■ ACTIVITY:
The answer should consist of all the records, written out word for word.

■ DATA LISTING:
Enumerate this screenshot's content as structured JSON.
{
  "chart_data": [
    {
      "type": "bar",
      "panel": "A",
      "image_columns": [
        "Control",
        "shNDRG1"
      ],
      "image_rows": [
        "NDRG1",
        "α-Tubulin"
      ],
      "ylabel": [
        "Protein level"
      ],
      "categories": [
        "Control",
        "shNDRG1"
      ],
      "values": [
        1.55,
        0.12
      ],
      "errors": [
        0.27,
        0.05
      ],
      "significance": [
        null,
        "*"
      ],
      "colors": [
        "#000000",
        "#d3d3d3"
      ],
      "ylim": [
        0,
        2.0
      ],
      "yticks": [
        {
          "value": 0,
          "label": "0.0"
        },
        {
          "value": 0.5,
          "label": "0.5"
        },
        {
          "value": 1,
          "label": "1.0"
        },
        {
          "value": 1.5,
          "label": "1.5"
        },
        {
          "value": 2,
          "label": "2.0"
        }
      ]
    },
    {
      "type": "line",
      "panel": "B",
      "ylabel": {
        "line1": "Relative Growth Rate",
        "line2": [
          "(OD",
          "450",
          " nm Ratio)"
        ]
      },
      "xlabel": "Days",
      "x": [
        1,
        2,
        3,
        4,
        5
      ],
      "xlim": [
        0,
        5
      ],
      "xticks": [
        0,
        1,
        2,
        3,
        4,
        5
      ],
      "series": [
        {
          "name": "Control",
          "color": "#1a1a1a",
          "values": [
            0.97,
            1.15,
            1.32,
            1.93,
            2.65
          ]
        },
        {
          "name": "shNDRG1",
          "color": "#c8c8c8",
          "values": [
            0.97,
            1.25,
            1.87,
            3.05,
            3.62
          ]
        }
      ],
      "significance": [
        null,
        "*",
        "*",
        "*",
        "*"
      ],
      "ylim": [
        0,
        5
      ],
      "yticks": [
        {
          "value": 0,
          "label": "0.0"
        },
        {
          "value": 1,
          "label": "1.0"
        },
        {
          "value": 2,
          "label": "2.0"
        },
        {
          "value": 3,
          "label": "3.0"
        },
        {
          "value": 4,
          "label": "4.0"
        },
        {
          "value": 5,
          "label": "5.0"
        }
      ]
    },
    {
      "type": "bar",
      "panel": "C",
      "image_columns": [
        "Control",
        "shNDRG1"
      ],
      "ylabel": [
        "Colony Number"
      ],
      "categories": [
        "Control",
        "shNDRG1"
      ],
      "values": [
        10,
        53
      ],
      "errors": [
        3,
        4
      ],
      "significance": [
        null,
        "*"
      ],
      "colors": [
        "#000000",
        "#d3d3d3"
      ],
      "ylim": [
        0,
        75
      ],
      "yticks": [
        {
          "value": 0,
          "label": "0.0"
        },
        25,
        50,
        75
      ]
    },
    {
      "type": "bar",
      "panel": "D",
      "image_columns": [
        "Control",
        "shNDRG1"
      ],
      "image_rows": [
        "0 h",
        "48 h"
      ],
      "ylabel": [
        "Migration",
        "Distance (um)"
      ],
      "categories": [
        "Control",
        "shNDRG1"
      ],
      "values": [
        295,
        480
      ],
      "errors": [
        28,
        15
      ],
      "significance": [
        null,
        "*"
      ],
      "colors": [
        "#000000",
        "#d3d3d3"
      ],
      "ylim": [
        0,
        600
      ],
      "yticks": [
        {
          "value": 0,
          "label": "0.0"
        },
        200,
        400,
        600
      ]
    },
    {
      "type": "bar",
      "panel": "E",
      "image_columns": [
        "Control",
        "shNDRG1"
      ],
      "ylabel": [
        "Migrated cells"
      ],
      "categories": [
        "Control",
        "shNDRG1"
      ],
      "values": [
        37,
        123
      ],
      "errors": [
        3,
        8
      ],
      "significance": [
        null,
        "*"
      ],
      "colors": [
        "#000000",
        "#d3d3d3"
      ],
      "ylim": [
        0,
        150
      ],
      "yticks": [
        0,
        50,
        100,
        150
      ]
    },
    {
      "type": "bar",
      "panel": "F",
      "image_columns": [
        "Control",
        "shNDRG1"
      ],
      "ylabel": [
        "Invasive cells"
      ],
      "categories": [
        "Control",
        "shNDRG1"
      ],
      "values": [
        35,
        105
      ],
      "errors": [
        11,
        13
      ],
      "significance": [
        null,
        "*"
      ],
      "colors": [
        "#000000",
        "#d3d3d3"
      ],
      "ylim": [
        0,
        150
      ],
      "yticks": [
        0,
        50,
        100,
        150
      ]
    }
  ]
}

■ REPLY TO THE TASK:
Enumerate this screenshot's content as structured JSON.
{
  "chart_data": [
    {
      "type": "bar",
      "panel": "A",
      "image_columns": [
        "Control",
        "shNDRG1"
      ],
      "image_rows": [
        "NDRG1",
        "α-Tubulin"
      ],
      "ylabel": [
        "Protein level"
      ],
      "categories": [
        "Control",
        "shNDRG1"
      ],
      "values": [
        1.55,
        0.12
      ],
      "errors": [
        0.27,
        0.05
      ],
      "significance": [
        null,
        "*"
      ],
      "colors": [
        "#000000",
        "#d3d3d3"
      ],
      "ylim": [
        0,
        2.0
      ],
      "yticks": [
        {
          "value": 0,
          "label": "0.0"
        },
        {
          "value": 0.5,
          "label": "0.5"
        },
        {
          "value": 1,
          "label": "1.0"
        },
        {
          "value": 1.5,
          "label": "1.5"
        },
        {
          "value": 2,
          "label": "2.0"
        }
      ]
    },
    {
      "type": "line",
      "panel": "B",
      "ylabel": {
        "line1": "Relative Growth Rate",
        "line2": [
          "(OD",
          "450",
          " nm Ratio)"
        ]
      },
      "xlabel": "Days",
      "x": [
        1,
        2,
        3,
        4,
        5
      ],
      "xlim": [
        0,
        5
      ],
      "xticks": [
        0,
        1,
        2,
        3,
        4,
        5
      ],
      "series": [
        {
          "name": "Control",
          "color": "#1a1a1a",
          "values": [
            0.97,
            1.15,
            1.32,
            1.93,
            2.65
          ]
        },
        {
          "name": "shNDRG1",
          "color": "#c8c8c8",
          "values": [
            0.97,
            1.25,
            1.87,
            3.05,
            3.62
          ]
        }
      ],
      "significance": [
        null,
        "*",
        "*",
        "*",
        "*"
      ],
      "ylim": [
        0,
        5
      ],
      "yticks": [
        {
          "value": 0,
          "label": "0.0"
        },
        {
          "value": 1,
          "label": "1.0"
        },
        {
          "value": 2,
          "label": "2.0"
        },
        {
          "value": 3,
          "label": "3.0"
        },
        {
          "value": 4,
          "label": "4.0"
        },
        {
          "value": 5,
          "label": "5.0"
        }
      ]
    },
    {
      "type": "bar",
      "panel": "C",
      "image_columns": [
        "Control",
        "shNDRG1"
      ],
      "ylabel": [
        "Colony Number"
      ],
      "categories": [
        "Control",
        "shNDRG1"
      ],
      "values": [
        10,
        53
      ],
      "errors": [
        3,
        4
      ],
      "significance": [
        null,
        "*"
      ],
      "colors": [
        "#000000",
        "#d3d3d3"
      ],
      "ylim": [
        0,
        75
      ],
      "yticks": [
        {
          "value": 0,
          "label": "0.0"
        },
        25,
        50,
        75
      ]
    },
    {
      "type": "bar",
      "panel": "D",
      "image_columns": [
        "Control",
        "shNDRG1"
      ],
      "image_rows": [
        "0 h",
        "48 h"
      ],
      "ylabel": [
        "Migration",
        "Distance (um)"
      ],
      "categories": [
        "Control",
        "shNDRG1"
      ],
      "values": [
        295,
        480
      ],
      "errors": [
        28,
        15
      ],
      "significance": [
        null,
        "*"
      ],
      "colors": [
        "#000000",
        "#d3d3d3"
      ],
      "ylim": [
        0,
        600
      ],
      "yticks": [
        {
          "value": 0,
          "label": "0.0"
        },
        200,
        400,
        600
      ]
    },
    {
      "type": "bar",
      "panel": "E",
      "image_columns": [
        "Control",
        "shNDRG1"
      ],
      "ylabel": [
        "Migrated cells"
      ],
      "categories": [
        "Control",
        "shNDRG1"
      ],
      "values": [
        37,
        123
      ],
      "errors": [
        3,
        8
      ],
      "significance": [
        null,
        "*"
      ],
      "colors": [
        "#000000",
        "#d3d3d3"
      ],
      "ylim": [
        0,
        150
      ],
      "yticks": [
        0,
        50,
        100,
        150
      ]
    },
    {
      "type": "bar",
      "panel": "F",
      "image_columns": [
        "Control",
        "shNDRG1"
      ],
      "ylabel": [
        "Invasive cells"
      ],
      "categories": [
        "Control",
        "shNDRG1"
      ],
      "values": [
        35,
        105
      ],
      "errors": [
        11,
        13
      ],
      "significance": [
        null,
        "*"
      ],
      "colors": [
        "#000000",
        "#d3d3d3"
      ],
      "ylim": [
        0,
        150
      ],
      "yticks": [
        0,
        50,
        100,
        150
      ]
    }
  ]
}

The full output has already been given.